Make an exact copy of all the entries, with the pictures left out.
>> START Supplied material
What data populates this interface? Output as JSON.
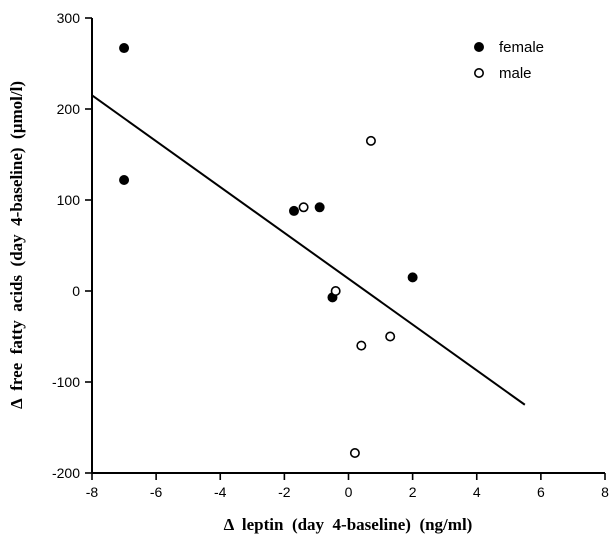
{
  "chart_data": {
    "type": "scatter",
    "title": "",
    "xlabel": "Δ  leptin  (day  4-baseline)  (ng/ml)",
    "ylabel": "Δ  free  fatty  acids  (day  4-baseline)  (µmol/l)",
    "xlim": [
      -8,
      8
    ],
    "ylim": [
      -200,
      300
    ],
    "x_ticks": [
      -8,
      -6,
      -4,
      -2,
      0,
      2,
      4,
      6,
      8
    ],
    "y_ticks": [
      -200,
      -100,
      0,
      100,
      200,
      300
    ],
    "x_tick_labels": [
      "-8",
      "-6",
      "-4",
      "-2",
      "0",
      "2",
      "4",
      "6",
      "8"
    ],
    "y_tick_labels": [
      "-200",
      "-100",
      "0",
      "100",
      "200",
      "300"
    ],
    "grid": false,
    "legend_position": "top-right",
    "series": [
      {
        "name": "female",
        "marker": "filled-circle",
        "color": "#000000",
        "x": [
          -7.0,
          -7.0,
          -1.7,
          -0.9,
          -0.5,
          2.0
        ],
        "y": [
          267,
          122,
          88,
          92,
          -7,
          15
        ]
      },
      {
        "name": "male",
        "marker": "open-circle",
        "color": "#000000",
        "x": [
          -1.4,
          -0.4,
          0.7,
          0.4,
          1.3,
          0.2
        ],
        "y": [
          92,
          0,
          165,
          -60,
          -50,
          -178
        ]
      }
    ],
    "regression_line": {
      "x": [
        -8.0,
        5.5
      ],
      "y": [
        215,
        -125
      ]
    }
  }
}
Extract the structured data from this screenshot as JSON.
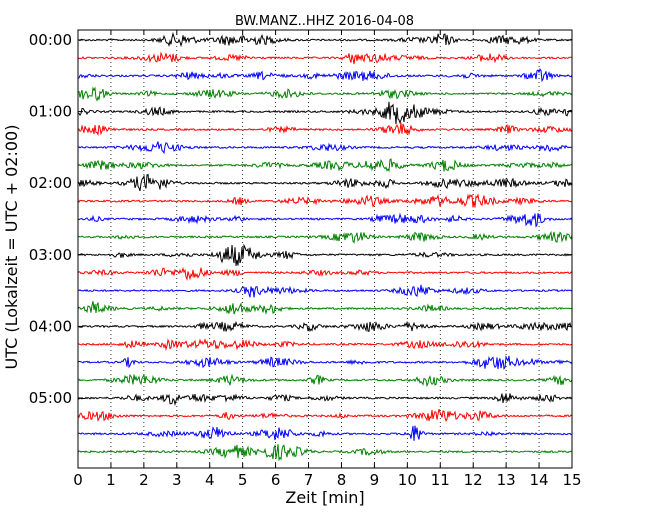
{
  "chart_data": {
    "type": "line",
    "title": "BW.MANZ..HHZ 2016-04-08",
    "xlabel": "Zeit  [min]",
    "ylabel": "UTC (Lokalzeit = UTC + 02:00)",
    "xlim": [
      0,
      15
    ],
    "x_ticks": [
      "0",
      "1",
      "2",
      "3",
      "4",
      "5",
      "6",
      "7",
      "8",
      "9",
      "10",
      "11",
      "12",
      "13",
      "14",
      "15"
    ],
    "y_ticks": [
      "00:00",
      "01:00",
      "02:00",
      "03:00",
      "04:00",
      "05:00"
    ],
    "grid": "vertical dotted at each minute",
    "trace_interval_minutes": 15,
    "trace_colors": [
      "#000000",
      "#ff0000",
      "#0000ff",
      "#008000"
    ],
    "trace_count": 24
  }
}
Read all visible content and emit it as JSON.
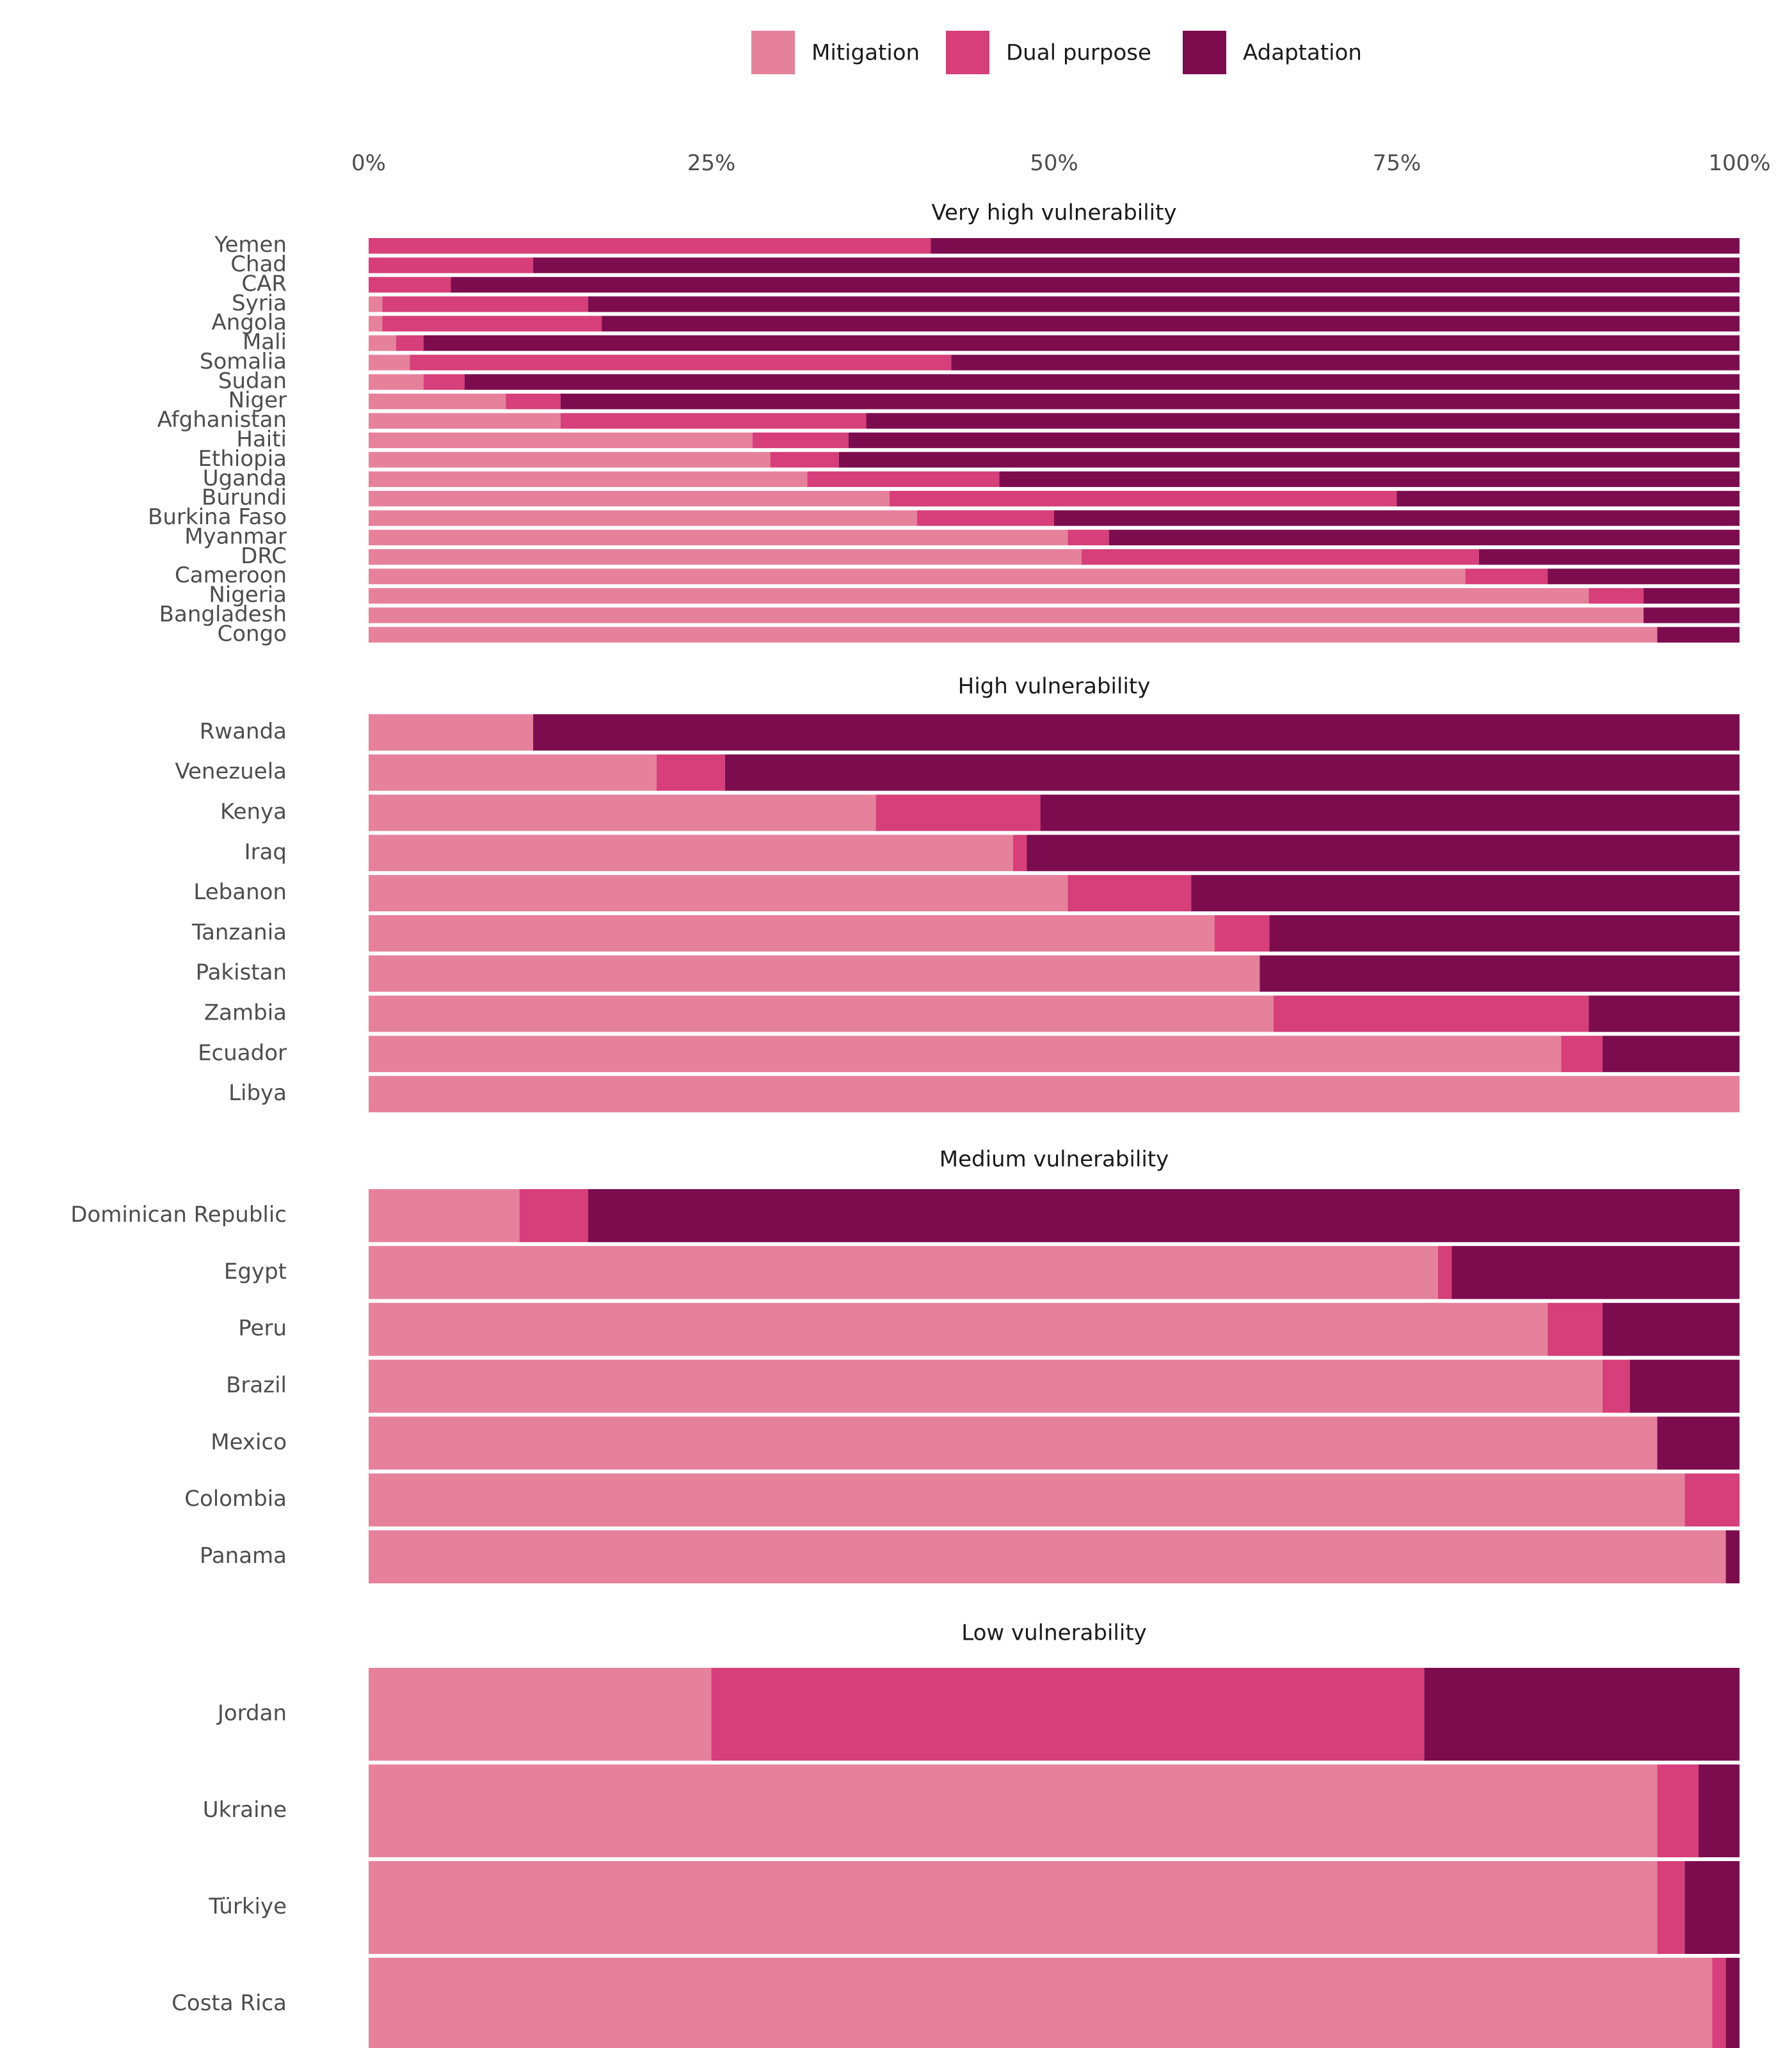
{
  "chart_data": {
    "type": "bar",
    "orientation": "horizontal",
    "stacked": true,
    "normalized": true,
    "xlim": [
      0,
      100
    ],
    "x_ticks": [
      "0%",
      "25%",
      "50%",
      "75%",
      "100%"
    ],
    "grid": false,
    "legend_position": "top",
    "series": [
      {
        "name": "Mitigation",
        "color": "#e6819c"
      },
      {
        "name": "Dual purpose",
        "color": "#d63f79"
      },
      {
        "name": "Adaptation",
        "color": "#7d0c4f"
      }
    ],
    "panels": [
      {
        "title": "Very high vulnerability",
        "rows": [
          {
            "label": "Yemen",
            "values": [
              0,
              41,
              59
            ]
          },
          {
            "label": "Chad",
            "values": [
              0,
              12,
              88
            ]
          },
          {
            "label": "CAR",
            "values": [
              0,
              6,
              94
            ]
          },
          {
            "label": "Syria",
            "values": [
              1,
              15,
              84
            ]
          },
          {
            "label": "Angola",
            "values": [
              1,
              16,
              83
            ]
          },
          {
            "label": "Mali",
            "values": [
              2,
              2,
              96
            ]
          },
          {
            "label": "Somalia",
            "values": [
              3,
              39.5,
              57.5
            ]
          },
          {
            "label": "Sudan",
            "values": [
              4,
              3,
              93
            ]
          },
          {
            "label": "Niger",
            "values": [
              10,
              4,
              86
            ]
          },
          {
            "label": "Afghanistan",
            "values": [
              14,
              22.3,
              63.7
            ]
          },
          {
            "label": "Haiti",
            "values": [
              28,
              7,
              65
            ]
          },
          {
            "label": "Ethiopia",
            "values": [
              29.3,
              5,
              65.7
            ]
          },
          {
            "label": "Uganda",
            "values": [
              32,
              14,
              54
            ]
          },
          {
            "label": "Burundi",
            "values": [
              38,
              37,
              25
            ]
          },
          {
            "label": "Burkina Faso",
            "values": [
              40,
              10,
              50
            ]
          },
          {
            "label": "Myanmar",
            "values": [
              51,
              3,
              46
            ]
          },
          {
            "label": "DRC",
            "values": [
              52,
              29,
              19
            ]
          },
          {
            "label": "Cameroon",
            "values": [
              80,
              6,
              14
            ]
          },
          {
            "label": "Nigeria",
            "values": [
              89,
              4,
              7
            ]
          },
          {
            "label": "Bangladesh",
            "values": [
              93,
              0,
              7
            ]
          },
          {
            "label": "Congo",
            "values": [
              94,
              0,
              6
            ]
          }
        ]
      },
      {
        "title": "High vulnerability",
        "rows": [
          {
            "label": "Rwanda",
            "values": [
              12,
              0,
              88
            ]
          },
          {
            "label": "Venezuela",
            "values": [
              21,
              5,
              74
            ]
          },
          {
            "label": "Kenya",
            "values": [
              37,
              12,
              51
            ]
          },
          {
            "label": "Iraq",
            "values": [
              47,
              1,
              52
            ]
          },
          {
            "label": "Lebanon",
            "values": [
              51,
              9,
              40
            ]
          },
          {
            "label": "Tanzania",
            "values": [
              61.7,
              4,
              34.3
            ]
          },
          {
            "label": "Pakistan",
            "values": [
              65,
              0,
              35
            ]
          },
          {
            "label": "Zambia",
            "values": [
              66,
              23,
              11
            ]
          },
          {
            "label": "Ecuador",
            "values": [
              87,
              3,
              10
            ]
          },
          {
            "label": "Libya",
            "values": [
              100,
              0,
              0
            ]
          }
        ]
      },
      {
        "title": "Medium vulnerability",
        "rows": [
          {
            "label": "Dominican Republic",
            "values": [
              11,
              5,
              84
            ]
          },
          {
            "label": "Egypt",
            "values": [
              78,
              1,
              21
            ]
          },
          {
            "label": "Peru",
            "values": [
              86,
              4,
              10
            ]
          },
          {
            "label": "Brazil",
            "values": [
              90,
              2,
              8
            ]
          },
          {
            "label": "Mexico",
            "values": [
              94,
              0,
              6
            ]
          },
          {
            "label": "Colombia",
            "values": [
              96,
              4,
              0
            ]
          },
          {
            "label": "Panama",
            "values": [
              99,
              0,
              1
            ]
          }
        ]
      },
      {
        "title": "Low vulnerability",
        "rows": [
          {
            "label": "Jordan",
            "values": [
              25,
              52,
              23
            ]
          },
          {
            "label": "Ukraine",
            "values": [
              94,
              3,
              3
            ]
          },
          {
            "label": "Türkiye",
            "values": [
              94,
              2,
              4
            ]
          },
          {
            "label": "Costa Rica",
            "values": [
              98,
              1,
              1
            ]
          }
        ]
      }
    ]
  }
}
>> END Supplied material
*Written answer*
What data populates this interface? Output as JSON.
{
  "chart_data": {
    "type": "scatter",
    "title": "",
    "xlabel": "Δ  leptin  (day  4-baseline)  (ng/ml)",
    "ylabel": "Δ  free  fatty  acids  (day  4-baseline)  (µmol/l)",
    "xlim": [
      -8,
      8
    ],
    "ylim": [
      -200,
      300
    ],
    "x_ticks": [
      -8,
      -6,
      -4,
      -2,
      0,
      2,
      4,
      6,
      8
    ],
    "y_ticks": [
      -200,
      -100,
      0,
      100,
      200,
      300
    ],
    "x_tick_labels": [
      "-8",
      "-6",
      "-4",
      "-2",
      "0",
      "2",
      "4",
      "6",
      "8"
    ],
    "y_tick_labels": [
      "-200",
      "-100",
      "0",
      "100",
      "200",
      "300"
    ],
    "grid": false,
    "legend_position": "top-right",
    "series": [
      {
        "name": "female",
        "marker": "filled-circle",
        "color": "#000000",
        "x": [
          -7.0,
          -7.0,
          -1.7,
          -0.9,
          -0.5,
          2.0
        ],
        "y": [
          267,
          122,
          88,
          92,
          -7,
          15
        ]
      },
      {
        "name": "male",
        "marker": "open-circle",
        "color": "#000000",
        "x": [
          -1.4,
          -0.4,
          0.7,
          0.4,
          1.3,
          0.2
        ],
        "y": [
          92,
          0,
          165,
          -60,
          -50,
          -178
        ]
      }
    ],
    "regression_line": {
      "x": [
        -8.0,
        5.5
      ],
      "y": [
        215,
        -125
      ]
    }
  }
}
Extract the structured data from this screenshot as JSON.
{
  "chart_data": {
    "type": "line",
    "title": "BW.MANZ..HHZ 2016-04-08",
    "xlabel": "Zeit  [min]",
    "ylabel": "UTC (Lokalzeit = UTC + 02:00)",
    "xlim": [
      0,
      15
    ],
    "x_ticks": [
      "0",
      "1",
      "2",
      "3",
      "4",
      "5",
      "6",
      "7",
      "8",
      "9",
      "10",
      "11",
      "12",
      "13",
      "14",
      "15"
    ],
    "y_ticks": [
      "00:00",
      "01:00",
      "02:00",
      "03:00",
      "04:00",
      "05:00"
    ],
    "grid": "vertical dotted at each minute",
    "trace_interval_minutes": 15,
    "trace_colors": [
      "#000000",
      "#ff0000",
      "#0000ff",
      "#008000"
    ],
    "trace_count": 24
  }
}
Read all visible content and emit it as JSON.
{
  "chart_data": {
    "type": "bar",
    "orientation": "horizontal",
    "stacked": true,
    "normalized": true,
    "xlim": [
      0,
      100
    ],
    "x_ticks": [
      "0%",
      "25%",
      "50%",
      "75%",
      "100%"
    ],
    "grid": false,
    "legend_position": "top",
    "series": [
      {
        "name": "Mitigation",
        "color": "#e6819c"
      },
      {
        "name": "Dual purpose",
        "color": "#d63f79"
      },
      {
        "name": "Adaptation",
        "color": "#7d0c4f"
      }
    ],
    "panels": [
      {
        "title": "Very high vulnerability",
        "rows": [
          {
            "label": "Yemen",
            "values": [
              0,
              41,
              59
            ]
          },
          {
            "label": "Chad",
            "values": [
              0,
              12,
              88
            ]
          },
          {
            "label": "CAR",
            "values": [
              0,
              6,
              94
            ]
          },
          {
            "label": "Syria",
            "values": [
              1,
              15,
              84
            ]
          },
          {
            "label": "Angola",
            "values": [
              1,
              16,
              83
            ]
          },
          {
            "label": "Mali",
            "values": [
              2,
              2,
              96
            ]
          },
          {
            "label": "Somalia",
            "values": [
              3,
              39.5,
              57.5
            ]
          },
          {
            "label": "Sudan",
            "values": [
              4,
              3,
              93
            ]
          },
          {
            "label": "Niger",
            "values": [
              10,
              4,
              86
            ]
          },
          {
            "label": "Afghanistan",
            "values": [
              14,
              22.3,
              63.7
            ]
          },
          {
            "label": "Haiti",
            "values": [
              28,
              7,
              65
            ]
          },
          {
            "label": "Ethiopia",
            "values": [
              29.3,
              5,
              65.7
            ]
          },
          {
            "label": "Uganda",
            "values": [
              32,
              14,
              54
            ]
          },
          {
            "label": "Burundi",
            "values": [
              38,
              37,
              25
            ]
          },
          {
            "label": "Burkina Faso",
            "values": [
              40,
              10,
              50
            ]
          },
          {
            "label": "Myanmar",
            "values": [
              51,
              3,
              46
            ]
          },
          {
            "label": "DRC",
            "values": [
              52,
              29,
              19
            ]
          },
          {
            "label": "Cameroon",
            "values": [
              80,
              6,
              14
            ]
          },
          {
            "label": "Nigeria",
            "values": [
              89,
              4,
              7
            ]
          },
          {
            "label": "Bangladesh",
            "values": [
              93,
              0,
              7
            ]
          },
          {
            "label": "Congo",
            "values": [
              94,
              0,
              6
            ]
          }
        ]
      },
      {
        "title": "High vulnerability",
        "rows": [
          {
            "label": "Rwanda",
            "values": [
              12,
              0,
              88
            ]
          },
          {
            "label": "Venezuela",
            "values": [
              21,
              5,
              74
            ]
          },
          {
            "label": "Kenya",
            "values": [
              37,
              12,
              51
            ]
          },
          {
            "label": "Iraq",
            "values": [
              47,
              1,
              52
            ]
          },
          {
            "label": "Lebanon",
            "values": [
              51,
              9,
              40
            ]
          },
          {
            "label": "Tanzania",
            "values": [
              61.7,
              4,
              34.3
            ]
          },
          {
            "label": "Pakistan",
            "values": [
              65,
              0,
              35
            ]
          },
          {
            "label": "Zambia",
            "values": [
              66,
              23,
              11
            ]
          },
          {
            "label": "Ecuador",
            "values": [
              87,
              3,
              10
            ]
          },
          {
            "label": "Libya",
            "values": [
              100,
              0,
              0
            ]
          }
        ]
      },
      {
        "title": "Medium vulnerability",
        "rows": [
          {
            "label": "Dominican Republic",
            "values": [
              11,
              5,
              84
            ]
          },
          {
            "label": "Egypt",
            "values": [
              78,
              1,
              21
            ]
          },
          {
            "label": "Peru",
            "values": [
              86,
              4,
              10
            ]
          },
          {
            "label": "Brazil",
            "values": [
              90,
              2,
              8
            ]
          },
          {
            "label": "Mexico",
            "values": [
              94,
              0,
              6
            ]
          },
          {
            "label": "Colombia",
            "values": [
              96,
              4,
              0
            ]
          },
          {
            "label": "Panama",
            "values": [
              99,
              0,
              1
            ]
          }
        ]
      },
      {
        "title": "Low vulnerability",
        "rows": [
          {
            "label": "Jordan",
            "values": [
              25,
              52,
              23
            ]
          },
          {
            "label": "Ukraine",
            "values": [
              94,
              3,
              3
            ]
          },
          {
            "label": "Türkiye",
            "values": [
              94,
              2,
              4
            ]
          },
          {
            "label": "Costa Rica",
            "values": [
              98,
              1,
              1
            ]
          }
        ]
      }
    ]
  }
}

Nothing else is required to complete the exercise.